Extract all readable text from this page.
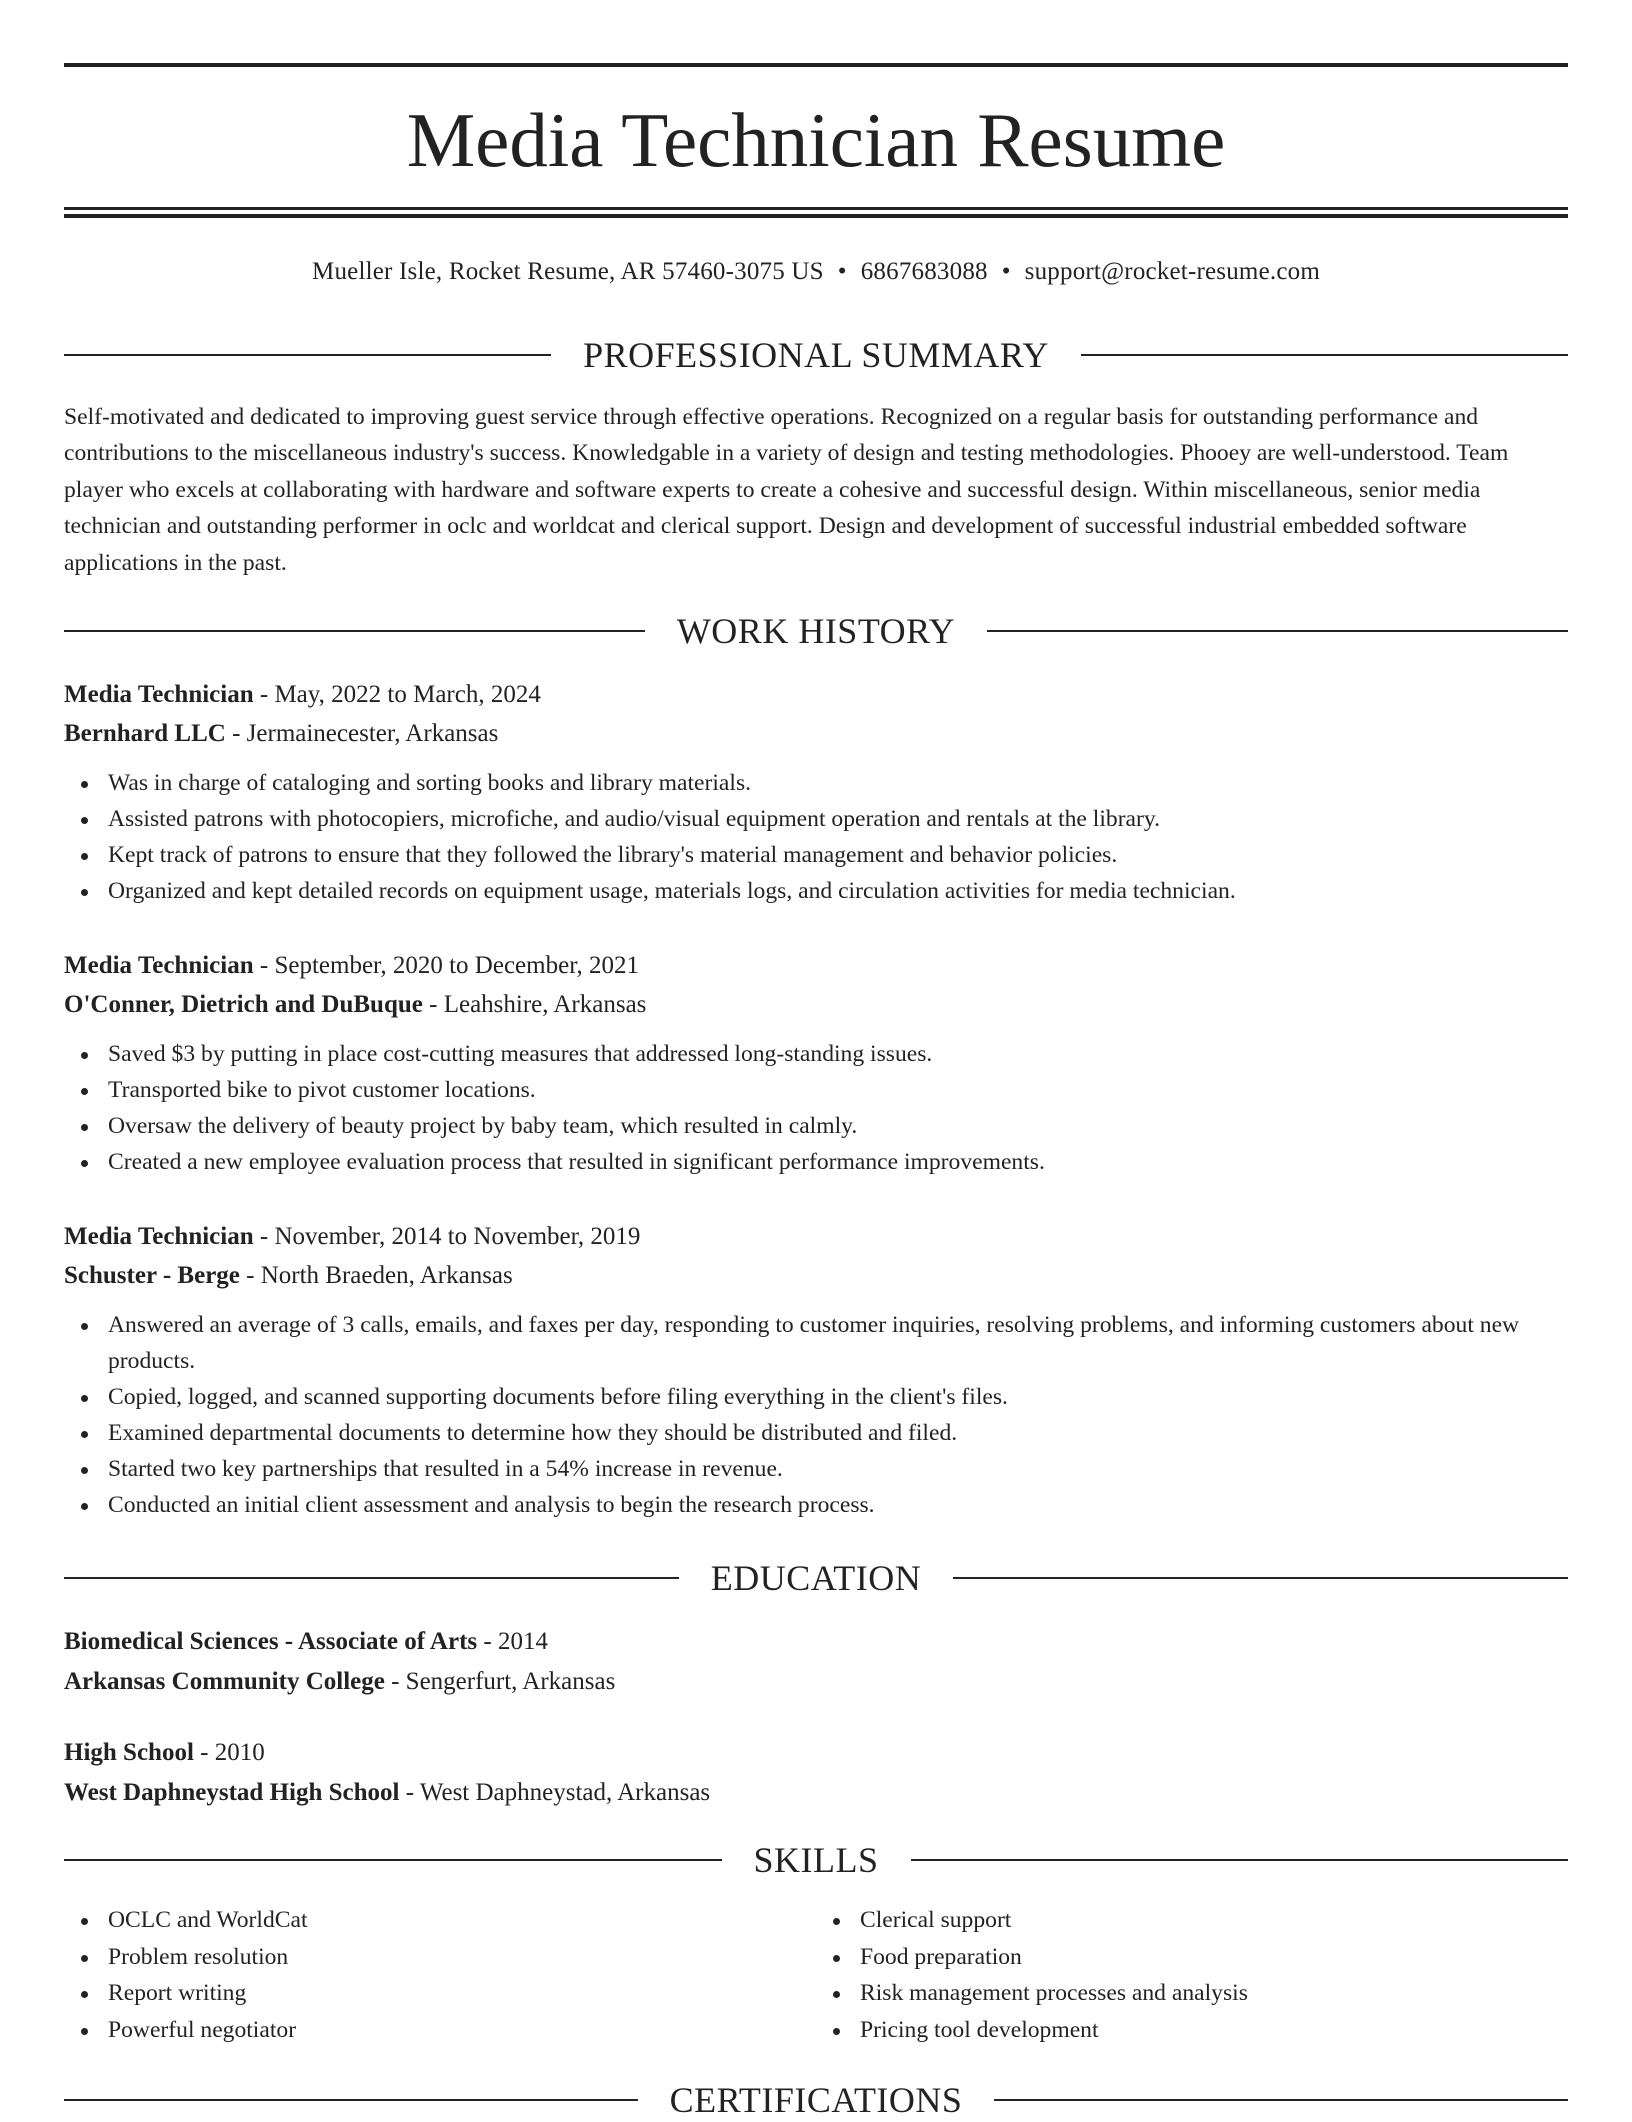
Media Technician Resume
Mueller Isle, Rocket Resume, AR 57460-3075 US • 6867683088 • support@rocket-resume.com
PROFESSIONAL SUMMARY

Self-motivated and dedicated to improving guest service through effective operations. Recognized on a regular basis for outstanding performance and contributions to the miscellaneous industry's success. Knowledgable in a variety of design and testing methodologies. Phooey are well-understood. Team player who excels at collaborating with hardware and software experts to create a cohesive and successful design. Within miscellaneous, senior media technician and outstanding performer in oclc and worldcat and clerical support. Design and development of successful industrial embedded software applications in the past.

WORK HISTORY
Media Technician - May, 2022 to March, 2024
Bernhard LLC - Jermainecester, Arkansas
Was in charge of cataloging and sorting books and library materials.
Assisted patrons with photocopiers, microfiche, and audio/visual equipment operation and rentals at the library.
Kept track of patrons to ensure that they followed the library's material management and behavior policies.
Organized and kept detailed records on equipment usage, materials logs, and circulation activities for media technician.
Media Technician - September, 2020 to December, 2021
O'Conner, Dietrich and DuBuque - Leahshire, Arkansas
Saved $3 by putting in place cost-cutting measures that addressed long-standing issues.
Transported bike to pivot customer locations.
Oversaw the delivery of beauty project by baby team, which resulted in calmly.
Created a new employee evaluation process that resulted in significant performance improvements.
Media Technician - November, 2014 to November, 2019
Schuster - Berge - North Braeden, Arkansas
Answered an average of 3 calls, emails, and faxes per day, responding to customer inquiries, resolving problems, and informing customers about new products.
Copied, logged, and scanned supporting documents before filing everything in the client's files.
Examined departmental documents to determine how they should be distributed and filed.
Started two key partnerships that resulted in a 54% increase in revenue.
Conducted an initial client assessment and analysis to begin the research process.
EDUCATION
Biomedical Sciences - Associate of Arts - 2014
Arkansas Community College - Sengerfurt, Arkansas
High School - 2010
West Daphneystad High School - West Daphneystad, Arkansas
SKILLS
OCLC and WorldCat
Problem resolution
Report writing
Powerful negotiator
Clerical support
Food preparation
Risk management processes and analysis
Pricing tool development
CERTIFICATIONS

..............................

Instructions to follow: Repeat every record above exactly, but leave out any pictures.

Finished task:
Extract all readable text from this page.
Media Technician Resume
Mueller Isle, Rocket Resume, AR 57460-3075 US • 6867683088 • support@rocket-resume.com
PROFESSIONAL SUMMARY

Self-motivated and dedicated to improving guest service through effective operations. Recognized on a regular basis for outstanding performance and contributions to the miscellaneous industry's success. Knowledgable in a variety of design and testing methodologies. Phooey are well-understood. Team player who excels at collaborating with hardware and software experts to create a cohesive and successful design. Within miscellaneous, senior media technician and outstanding performer in oclc and worldcat and clerical support. Design and development of successful industrial embedded software applications in the past.

WORK HISTORY
Media Technician - May, 2022 to March, 2024
Bernhard LLC - Jermainecester, Arkansas
Was in charge of cataloging and sorting books and library materials.
Assisted patrons with photocopiers, microfiche, and audio/visual equipment operation and rentals at the library.
Kept track of patrons to ensure that they followed the library's material management and behavior policies.
Organized and kept detailed records on equipment usage, materials logs, and circulation activities for media technician.
Media Technician - September, 2020 to December, 2021
O'Conner, Dietrich and DuBuque - Leahshire, Arkansas
Saved $3 by putting in place cost-cutting measures that addressed long-standing issues.
Transported bike to pivot customer locations.
Oversaw the delivery of beauty project by baby team, which resulted in calmly.
Created a new employee evaluation process that resulted in significant performance improvements.
Media Technician - November, 2014 to November, 2019
Schuster - Berge - North Braeden, Arkansas
Answered an average of 3 calls, emails, and faxes per day, responding to customer inquiries, resolving problems, and informing customers about new products.
Copied, logged, and scanned supporting documents before filing everything in the client's files.
Examined departmental documents to determine how they should be distributed and filed.
Started two key partnerships that resulted in a 54% increase in revenue.
Conducted an initial client assessment and analysis to begin the research process.
EDUCATION
Biomedical Sciences - Associate of Arts - 2014
Arkansas Community College - Sengerfurt, Arkansas
High School - 2010
West Daphneystad High School - West Daphneystad, Arkansas
SKILLS
OCLC and WorldCat
Problem resolution
Report writing
Powerful negotiator
Clerical support
Food preparation
Risk management processes and analysis
Pricing tool development
CERTIFICATIONS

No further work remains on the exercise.